begin The input
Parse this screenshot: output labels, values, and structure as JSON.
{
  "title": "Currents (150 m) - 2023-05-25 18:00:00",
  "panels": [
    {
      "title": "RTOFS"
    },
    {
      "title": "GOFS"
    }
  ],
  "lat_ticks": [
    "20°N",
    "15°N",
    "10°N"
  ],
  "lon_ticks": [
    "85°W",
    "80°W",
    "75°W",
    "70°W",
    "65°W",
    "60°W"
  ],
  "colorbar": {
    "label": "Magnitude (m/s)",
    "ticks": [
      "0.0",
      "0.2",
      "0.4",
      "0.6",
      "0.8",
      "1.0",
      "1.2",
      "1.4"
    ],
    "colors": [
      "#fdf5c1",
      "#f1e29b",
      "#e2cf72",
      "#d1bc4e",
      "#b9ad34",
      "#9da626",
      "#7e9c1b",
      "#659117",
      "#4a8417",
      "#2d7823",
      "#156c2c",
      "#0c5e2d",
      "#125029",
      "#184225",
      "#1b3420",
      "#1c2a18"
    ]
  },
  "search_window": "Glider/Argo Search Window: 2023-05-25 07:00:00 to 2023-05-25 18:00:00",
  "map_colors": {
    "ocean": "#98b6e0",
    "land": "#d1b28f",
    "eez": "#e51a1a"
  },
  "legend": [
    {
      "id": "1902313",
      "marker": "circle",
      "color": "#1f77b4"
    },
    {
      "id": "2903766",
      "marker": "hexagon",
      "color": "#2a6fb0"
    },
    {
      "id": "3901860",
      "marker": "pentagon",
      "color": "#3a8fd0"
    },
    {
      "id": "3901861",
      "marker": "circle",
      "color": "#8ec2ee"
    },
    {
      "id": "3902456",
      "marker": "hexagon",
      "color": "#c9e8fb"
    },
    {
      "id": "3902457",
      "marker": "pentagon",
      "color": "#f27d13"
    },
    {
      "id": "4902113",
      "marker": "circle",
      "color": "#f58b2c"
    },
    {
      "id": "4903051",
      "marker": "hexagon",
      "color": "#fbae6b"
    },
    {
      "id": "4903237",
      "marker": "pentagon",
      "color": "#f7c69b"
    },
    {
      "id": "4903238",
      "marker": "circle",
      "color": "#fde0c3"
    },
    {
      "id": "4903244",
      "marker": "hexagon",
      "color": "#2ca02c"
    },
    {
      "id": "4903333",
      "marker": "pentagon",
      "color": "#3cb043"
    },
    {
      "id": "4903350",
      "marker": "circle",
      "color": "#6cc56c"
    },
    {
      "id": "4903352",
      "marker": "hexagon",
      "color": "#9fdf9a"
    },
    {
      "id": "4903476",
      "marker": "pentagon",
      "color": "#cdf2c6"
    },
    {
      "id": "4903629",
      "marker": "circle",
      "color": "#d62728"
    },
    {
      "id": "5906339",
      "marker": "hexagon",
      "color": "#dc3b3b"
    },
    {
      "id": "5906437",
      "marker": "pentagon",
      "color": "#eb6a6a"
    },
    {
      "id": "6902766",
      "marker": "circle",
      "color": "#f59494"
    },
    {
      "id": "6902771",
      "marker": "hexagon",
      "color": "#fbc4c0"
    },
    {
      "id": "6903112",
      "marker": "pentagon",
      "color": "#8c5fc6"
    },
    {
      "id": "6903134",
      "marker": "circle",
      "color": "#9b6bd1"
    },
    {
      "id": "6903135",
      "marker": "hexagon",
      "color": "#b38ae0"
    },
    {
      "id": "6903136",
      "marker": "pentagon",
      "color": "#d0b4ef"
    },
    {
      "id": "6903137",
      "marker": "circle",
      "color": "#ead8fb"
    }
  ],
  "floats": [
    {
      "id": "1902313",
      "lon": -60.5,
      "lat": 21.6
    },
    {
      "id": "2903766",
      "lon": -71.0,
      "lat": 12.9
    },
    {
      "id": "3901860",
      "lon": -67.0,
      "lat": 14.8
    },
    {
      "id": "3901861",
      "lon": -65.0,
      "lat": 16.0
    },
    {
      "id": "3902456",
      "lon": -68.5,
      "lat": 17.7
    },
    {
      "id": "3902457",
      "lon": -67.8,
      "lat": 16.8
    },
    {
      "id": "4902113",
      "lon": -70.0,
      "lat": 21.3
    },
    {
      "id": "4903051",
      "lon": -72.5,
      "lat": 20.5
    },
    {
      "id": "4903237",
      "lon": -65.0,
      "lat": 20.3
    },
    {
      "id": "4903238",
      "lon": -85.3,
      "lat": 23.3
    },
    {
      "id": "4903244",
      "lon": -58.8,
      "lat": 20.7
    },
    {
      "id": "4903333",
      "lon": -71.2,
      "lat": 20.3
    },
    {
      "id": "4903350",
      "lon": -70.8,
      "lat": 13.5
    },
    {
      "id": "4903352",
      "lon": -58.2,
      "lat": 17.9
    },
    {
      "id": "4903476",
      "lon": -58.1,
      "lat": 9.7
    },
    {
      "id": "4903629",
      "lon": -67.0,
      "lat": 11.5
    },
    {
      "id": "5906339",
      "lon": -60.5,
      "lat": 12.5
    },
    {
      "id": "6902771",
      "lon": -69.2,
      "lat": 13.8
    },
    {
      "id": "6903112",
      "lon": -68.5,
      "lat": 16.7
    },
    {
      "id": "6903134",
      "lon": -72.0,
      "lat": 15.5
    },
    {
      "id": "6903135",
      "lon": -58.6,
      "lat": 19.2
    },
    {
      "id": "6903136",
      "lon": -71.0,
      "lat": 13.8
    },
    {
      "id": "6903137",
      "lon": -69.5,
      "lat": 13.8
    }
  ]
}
end The input
Exercise objective >>
Repeat the material from above exactly, word for word.

Task output >>
Parse this screenshot: output labels, values, and structure as JSON.
{
  "title": "Currents (150 m) - 2023-05-25 18:00:00",
  "panels": [
    {
      "title": "RTOFS"
    },
    {
      "title": "GOFS"
    }
  ],
  "lat_ticks": [
    "20°N",
    "15°N",
    "10°N"
  ],
  "lon_ticks": [
    "85°W",
    "80°W",
    "75°W",
    "70°W",
    "65°W",
    "60°W"
  ],
  "colorbar": {
    "label": "Magnitude (m/s)",
    "ticks": [
      "0.0",
      "0.2",
      "0.4",
      "0.6",
      "0.8",
      "1.0",
      "1.2",
      "1.4"
    ],
    "colors": [
      "#fdf5c1",
      "#f1e29b",
      "#e2cf72",
      "#d1bc4e",
      "#b9ad34",
      "#9da626",
      "#7e9c1b",
      "#659117",
      "#4a8417",
      "#2d7823",
      "#156c2c",
      "#0c5e2d",
      "#125029",
      "#184225",
      "#1b3420",
      "#1c2a18"
    ]
  },
  "search_window": "Glider/Argo Search Window: 2023-05-25 07:00:00 to 2023-05-25 18:00:00",
  "map_colors": {
    "ocean": "#98b6e0",
    "land": "#d1b28f",
    "eez": "#e51a1a"
  },
  "legend": [
    {
      "id": "1902313",
      "marker": "circle",
      "color": "#1f77b4"
    },
    {
      "id": "2903766",
      "marker": "hexagon",
      "color": "#2a6fb0"
    },
    {
      "id": "3901860",
      "marker": "pentagon",
      "color": "#3a8fd0"
    },
    {
      "id": "3901861",
      "marker": "circle",
      "color": "#8ec2ee"
    },
    {
      "id": "3902456",
      "marker": "hexagon",
      "color": "#c9e8fb"
    },
    {
      "id": "3902457",
      "marker": "pentagon",
      "color": "#f27d13"
    },
    {
      "id": "4902113",
      "marker": "circle",
      "color": "#f58b2c"
    },
    {
      "id": "4903051",
      "marker": "hexagon",
      "color": "#fbae6b"
    },
    {
      "id": "4903237",
      "marker": "pentagon",
      "color": "#f7c69b"
    },
    {
      "id": "4903238",
      "marker": "circle",
      "color": "#fde0c3"
    },
    {
      "id": "4903244",
      "marker": "hexagon",
      "color": "#2ca02c"
    },
    {
      "id": "4903333",
      "marker": "pentagon",
      "color": "#3cb043"
    },
    {
      "id": "4903350",
      "marker": "circle",
      "color": "#6cc56c"
    },
    {
      "id": "4903352",
      "marker": "hexagon",
      "color": "#9fdf9a"
    },
    {
      "id": "4903476",
      "marker": "pentagon",
      "color": "#cdf2c6"
    },
    {
      "id": "4903629",
      "marker": "circle",
      "color": "#d62728"
    },
    {
      "id": "5906339",
      "marker": "hexagon",
      "color": "#dc3b3b"
    },
    {
      "id": "5906437",
      "marker": "pentagon",
      "color": "#eb6a6a"
    },
    {
      "id": "6902766",
      "marker": "circle",
      "color": "#f59494"
    },
    {
      "id": "6902771",
      "marker": "hexagon",
      "color": "#fbc4c0"
    },
    {
      "id": "6903112",
      "marker": "pentagon",
      "color": "#8c5fc6"
    },
    {
      "id": "6903134",
      "marker": "circle",
      "color": "#9b6bd1"
    },
    {
      "id": "6903135",
      "marker": "hexagon",
      "color": "#b38ae0"
    },
    {
      "id": "6903136",
      "marker": "pentagon",
      "color": "#d0b4ef"
    },
    {
      "id": "6903137",
      "marker": "circle",
      "color": "#ead8fb"
    }
  ],
  "floats": [
    {
      "id": "1902313",
      "lon": -60.5,
      "lat": 21.6
    },
    {
      "id": "2903766",
      "lon": -71.0,
      "lat": 12.9
    },
    {
      "id": "3901860",
      "lon": -67.0,
      "lat": 14.8
    },
    {
      "id": "3901861",
      "lon": -65.0,
      "lat": 16.0
    },
    {
      "id": "3902456",
      "lon": -68.5,
      "lat": 17.7
    },
    {
      "id": "3902457",
      "lon": -67.8,
      "lat": 16.8
    },
    {
      "id": "4902113",
      "lon": -70.0,
      "lat": 21.3
    },
    {
      "id": "4903051",
      "lon": -72.5,
      "lat": 20.5
    },
    {
      "id": "4903237",
      "lon": -65.0,
      "lat": 20.3
    },
    {
      "id": "4903238",
      "lon": -85.3,
      "lat": 23.3
    },
    {
      "id": "4903244",
      "lon": -58.8,
      "lat": 20.7
    },
    {
      "id": "4903333",
      "lon": -71.2,
      "lat": 20.3
    },
    {
      "id": "4903350",
      "lon": -70.8,
      "lat": 13.5
    },
    {
      "id": "4903352",
      "lon": -58.2,
      "lat": 17.9
    },
    {
      "id": "4903476",
      "lon": -58.1,
      "lat": 9.7
    },
    {
      "id": "4903629",
      "lon": -67.0,
      "lat": 11.5
    },
    {
      "id": "5906339",
      "lon": -60.5,
      "lat": 12.5
    },
    {
      "id": "6902771",
      "lon": -69.2,
      "lat": 13.8
    },
    {
      "id": "6903112",
      "lon": -68.5,
      "lat": 16.7
    },
    {
      "id": "6903134",
      "lon": -72.0,
      "lat": 15.5
    },
    {
      "id": "6903135",
      "lon": -58.6,
      "lat": 19.2
    },
    {
      "id": "6903136",
      "lon": -71.0,
      "lat": 13.8
    },
    {
      "id": "6903137",
      "lon": -69.5,
      "lat": 13.8
    }
  ]
}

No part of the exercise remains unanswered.